◆ Record list
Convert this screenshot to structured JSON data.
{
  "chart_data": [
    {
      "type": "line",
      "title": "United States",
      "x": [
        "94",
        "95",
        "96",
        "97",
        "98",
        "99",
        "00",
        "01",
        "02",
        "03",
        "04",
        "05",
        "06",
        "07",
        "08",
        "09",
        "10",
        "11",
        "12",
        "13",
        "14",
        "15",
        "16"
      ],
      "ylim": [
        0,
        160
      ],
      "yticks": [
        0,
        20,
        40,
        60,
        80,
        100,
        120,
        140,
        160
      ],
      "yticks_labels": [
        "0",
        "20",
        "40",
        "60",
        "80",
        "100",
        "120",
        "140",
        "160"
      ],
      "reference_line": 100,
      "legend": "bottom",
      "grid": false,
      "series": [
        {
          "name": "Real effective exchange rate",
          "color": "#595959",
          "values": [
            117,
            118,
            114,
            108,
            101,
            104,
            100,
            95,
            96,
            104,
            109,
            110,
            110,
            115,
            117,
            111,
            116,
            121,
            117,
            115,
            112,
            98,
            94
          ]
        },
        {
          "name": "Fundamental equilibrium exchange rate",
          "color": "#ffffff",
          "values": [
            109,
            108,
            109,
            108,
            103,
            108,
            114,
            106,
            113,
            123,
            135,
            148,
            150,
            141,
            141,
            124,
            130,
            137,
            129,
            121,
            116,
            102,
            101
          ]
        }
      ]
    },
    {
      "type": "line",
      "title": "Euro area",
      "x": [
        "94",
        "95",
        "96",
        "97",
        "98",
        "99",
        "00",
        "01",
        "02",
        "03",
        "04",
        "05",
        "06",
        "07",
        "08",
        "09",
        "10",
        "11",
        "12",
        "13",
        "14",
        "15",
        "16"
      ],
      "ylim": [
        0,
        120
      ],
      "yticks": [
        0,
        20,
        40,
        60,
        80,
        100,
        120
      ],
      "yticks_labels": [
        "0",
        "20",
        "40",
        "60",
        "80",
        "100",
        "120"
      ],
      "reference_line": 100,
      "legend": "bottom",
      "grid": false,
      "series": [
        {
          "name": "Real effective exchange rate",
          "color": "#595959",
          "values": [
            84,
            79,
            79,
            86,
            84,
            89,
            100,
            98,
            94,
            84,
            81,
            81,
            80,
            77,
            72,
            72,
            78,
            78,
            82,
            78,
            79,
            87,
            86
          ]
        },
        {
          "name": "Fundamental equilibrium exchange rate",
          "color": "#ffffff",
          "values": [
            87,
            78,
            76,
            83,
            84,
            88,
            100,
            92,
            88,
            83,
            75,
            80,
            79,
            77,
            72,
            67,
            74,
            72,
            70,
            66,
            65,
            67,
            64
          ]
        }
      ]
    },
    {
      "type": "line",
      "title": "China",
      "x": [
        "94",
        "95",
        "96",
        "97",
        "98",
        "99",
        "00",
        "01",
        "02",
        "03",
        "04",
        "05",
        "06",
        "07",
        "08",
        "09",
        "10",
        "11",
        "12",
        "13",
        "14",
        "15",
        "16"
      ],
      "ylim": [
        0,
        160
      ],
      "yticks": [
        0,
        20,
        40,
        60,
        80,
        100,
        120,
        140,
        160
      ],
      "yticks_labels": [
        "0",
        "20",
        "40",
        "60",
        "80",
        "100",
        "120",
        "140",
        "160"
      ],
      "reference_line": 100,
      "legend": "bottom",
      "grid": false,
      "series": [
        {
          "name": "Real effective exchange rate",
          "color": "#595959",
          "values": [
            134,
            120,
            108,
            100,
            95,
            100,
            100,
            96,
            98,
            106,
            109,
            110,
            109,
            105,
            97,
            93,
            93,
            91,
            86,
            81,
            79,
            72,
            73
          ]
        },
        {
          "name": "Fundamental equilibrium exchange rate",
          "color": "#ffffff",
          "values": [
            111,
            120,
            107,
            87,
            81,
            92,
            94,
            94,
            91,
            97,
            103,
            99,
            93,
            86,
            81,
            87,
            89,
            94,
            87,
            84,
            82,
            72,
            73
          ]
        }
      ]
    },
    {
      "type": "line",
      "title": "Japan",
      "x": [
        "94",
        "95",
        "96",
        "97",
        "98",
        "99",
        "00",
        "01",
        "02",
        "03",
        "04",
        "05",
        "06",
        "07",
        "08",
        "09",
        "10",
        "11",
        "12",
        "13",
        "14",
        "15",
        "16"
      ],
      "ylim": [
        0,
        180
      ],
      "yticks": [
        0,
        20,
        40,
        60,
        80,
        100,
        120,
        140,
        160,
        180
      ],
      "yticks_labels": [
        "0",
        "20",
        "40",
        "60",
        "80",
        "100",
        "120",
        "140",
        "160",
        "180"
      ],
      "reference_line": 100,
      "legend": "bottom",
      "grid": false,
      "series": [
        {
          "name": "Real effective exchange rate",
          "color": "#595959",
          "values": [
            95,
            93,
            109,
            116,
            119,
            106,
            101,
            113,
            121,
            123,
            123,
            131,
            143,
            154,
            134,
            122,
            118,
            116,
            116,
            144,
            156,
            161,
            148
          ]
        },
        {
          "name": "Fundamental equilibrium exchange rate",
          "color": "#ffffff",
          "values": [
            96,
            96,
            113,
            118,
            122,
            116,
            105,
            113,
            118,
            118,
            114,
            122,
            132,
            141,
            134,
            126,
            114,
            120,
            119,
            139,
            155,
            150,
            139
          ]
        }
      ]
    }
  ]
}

◆ What you should do
Repeat every line of the data, exactly and in full.

◆ Response
Convert this screenshot to structured JSON data.
{
  "chart_data": [
    {
      "type": "line",
      "title": "United States",
      "x": [
        "94",
        "95",
        "96",
        "97",
        "98",
        "99",
        "00",
        "01",
        "02",
        "03",
        "04",
        "05",
        "06",
        "07",
        "08",
        "09",
        "10",
        "11",
        "12",
        "13",
        "14",
        "15",
        "16"
      ],
      "ylim": [
        0,
        160
      ],
      "yticks": [
        0,
        20,
        40,
        60,
        80,
        100,
        120,
        140,
        160
      ],
      "yticks_labels": [
        "0",
        "20",
        "40",
        "60",
        "80",
        "100",
        "120",
        "140",
        "160"
      ],
      "reference_line": 100,
      "legend": "bottom",
      "grid": false,
      "series": [
        {
          "name": "Real effective exchange rate",
          "color": "#595959",
          "values": [
            117,
            118,
            114,
            108,
            101,
            104,
            100,
            95,
            96,
            104,
            109,
            110,
            110,
            115,
            117,
            111,
            116,
            121,
            117,
            115,
            112,
            98,
            94
          ]
        },
        {
          "name": "Fundamental equilibrium exchange rate",
          "color": "#ffffff",
          "values": [
            109,
            108,
            109,
            108,
            103,
            108,
            114,
            106,
            113,
            123,
            135,
            148,
            150,
            141,
            141,
            124,
            130,
            137,
            129,
            121,
            116,
            102,
            101
          ]
        }
      ]
    },
    {
      "type": "line",
      "title": "Euro area",
      "x": [
        "94",
        "95",
        "96",
        "97",
        "98",
        "99",
        "00",
        "01",
        "02",
        "03",
        "04",
        "05",
        "06",
        "07",
        "08",
        "09",
        "10",
        "11",
        "12",
        "13",
        "14",
        "15",
        "16"
      ],
      "ylim": [
        0,
        120
      ],
      "yticks": [
        0,
        20,
        40,
        60,
        80,
        100,
        120
      ],
      "yticks_labels": [
        "0",
        "20",
        "40",
        "60",
        "80",
        "100",
        "120"
      ],
      "reference_line": 100,
      "legend": "bottom",
      "grid": false,
      "series": [
        {
          "name": "Real effective exchange rate",
          "color": "#595959",
          "values": [
            84,
            79,
            79,
            86,
            84,
            89,
            100,
            98,
            94,
            84,
            81,
            81,
            80,
            77,
            72,
            72,
            78,
            78,
            82,
            78,
            79,
            87,
            86
          ]
        },
        {
          "name": "Fundamental equilibrium exchange rate",
          "color": "#ffffff",
          "values": [
            87,
            78,
            76,
            83,
            84,
            88,
            100,
            92,
            88,
            83,
            75,
            80,
            79,
            77,
            72,
            67,
            74,
            72,
            70,
            66,
            65,
            67,
            64
          ]
        }
      ]
    },
    {
      "type": "line",
      "title": "China",
      "x": [
        "94",
        "95",
        "96",
        "97",
        "98",
        "99",
        "00",
        "01",
        "02",
        "03",
        "04",
        "05",
        "06",
        "07",
        "08",
        "09",
        "10",
        "11",
        "12",
        "13",
        "14",
        "15",
        "16"
      ],
      "ylim": [
        0,
        160
      ],
      "yticks": [
        0,
        20,
        40,
        60,
        80,
        100,
        120,
        140,
        160
      ],
      "yticks_labels": [
        "0",
        "20",
        "40",
        "60",
        "80",
        "100",
        "120",
        "140",
        "160"
      ],
      "reference_line": 100,
      "legend": "bottom",
      "grid": false,
      "series": [
        {
          "name": "Real effective exchange rate",
          "color": "#595959",
          "values": [
            134,
            120,
            108,
            100,
            95,
            100,
            100,
            96,
            98,
            106,
            109,
            110,
            109,
            105,
            97,
            93,
            93,
            91,
            86,
            81,
            79,
            72,
            73
          ]
        },
        {
          "name": "Fundamental equilibrium exchange rate",
          "color": "#ffffff",
          "values": [
            111,
            120,
            107,
            87,
            81,
            92,
            94,
            94,
            91,
            97,
            103,
            99,
            93,
            86,
            81,
            87,
            89,
            94,
            87,
            84,
            82,
            72,
            73
          ]
        }
      ]
    },
    {
      "type": "line",
      "title": "Japan",
      "x": [
        "94",
        "95",
        "96",
        "97",
        "98",
        "99",
        "00",
        "01",
        "02",
        "03",
        "04",
        "05",
        "06",
        "07",
        "08",
        "09",
        "10",
        "11",
        "12",
        "13",
        "14",
        "15",
        "16"
      ],
      "ylim": [
        0,
        180
      ],
      "yticks": [
        0,
        20,
        40,
        60,
        80,
        100,
        120,
        140,
        160,
        180
      ],
      "yticks_labels": [
        "0",
        "20",
        "40",
        "60",
        "80",
        "100",
        "120",
        "140",
        "160",
        "180"
      ],
      "reference_line": 100,
      "legend": "bottom",
      "grid": false,
      "series": [
        {
          "name": "Real effective exchange rate",
          "color": "#595959",
          "values": [
            95,
            93,
            109,
            116,
            119,
            106,
            101,
            113,
            121,
            123,
            123,
            131,
            143,
            154,
            134,
            122,
            118,
            116,
            116,
            144,
            156,
            161,
            148
          ]
        },
        {
          "name": "Fundamental equilibrium exchange rate",
          "color": "#ffffff",
          "values": [
            96,
            96,
            113,
            118,
            122,
            116,
            105,
            113,
            118,
            118,
            114,
            122,
            132,
            141,
            134,
            126,
            114,
            120,
            119,
            139,
            155,
            150,
            139
          ]
        }
      ]
    }
  ]
}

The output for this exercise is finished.